THE EXERCISE — Below are the records; locate each line with the word "продукции" and copy it.
-- start SUPPLIED DATA --
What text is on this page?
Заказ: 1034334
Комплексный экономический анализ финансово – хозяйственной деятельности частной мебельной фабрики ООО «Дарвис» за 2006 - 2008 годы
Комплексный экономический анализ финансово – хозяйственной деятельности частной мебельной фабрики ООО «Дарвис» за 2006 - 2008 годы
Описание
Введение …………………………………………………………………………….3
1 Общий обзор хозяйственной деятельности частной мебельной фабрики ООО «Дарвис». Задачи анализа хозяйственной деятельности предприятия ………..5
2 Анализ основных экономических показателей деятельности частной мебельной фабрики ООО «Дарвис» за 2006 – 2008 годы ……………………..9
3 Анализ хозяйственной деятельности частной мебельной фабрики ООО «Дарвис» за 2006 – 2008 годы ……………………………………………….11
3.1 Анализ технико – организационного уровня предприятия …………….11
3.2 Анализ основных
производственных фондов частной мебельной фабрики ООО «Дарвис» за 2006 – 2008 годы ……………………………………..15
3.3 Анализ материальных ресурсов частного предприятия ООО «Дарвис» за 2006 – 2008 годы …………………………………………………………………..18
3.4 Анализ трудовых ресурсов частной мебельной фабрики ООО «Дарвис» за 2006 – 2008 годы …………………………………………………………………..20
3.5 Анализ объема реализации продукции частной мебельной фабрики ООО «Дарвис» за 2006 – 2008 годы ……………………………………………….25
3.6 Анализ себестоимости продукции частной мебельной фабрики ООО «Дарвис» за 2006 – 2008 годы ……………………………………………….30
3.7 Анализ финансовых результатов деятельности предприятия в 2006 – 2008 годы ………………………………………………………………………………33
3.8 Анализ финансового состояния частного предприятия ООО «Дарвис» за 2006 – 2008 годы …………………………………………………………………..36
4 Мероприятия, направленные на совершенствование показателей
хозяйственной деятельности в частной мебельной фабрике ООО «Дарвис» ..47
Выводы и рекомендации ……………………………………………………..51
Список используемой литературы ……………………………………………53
-- end SUPPLIED DATA --
CORRECT OUTPUT —
3.5 Анализ объема реализации продукции частной мебельной фабрики ООО «Дарвис» за 2006 – 2008 годы ……………………………………………….25
3.6 Анализ себестоимости продукции частной мебельной фабрики ООО «Дарвис» за 2006 – 2008 годы ……………………………………………….30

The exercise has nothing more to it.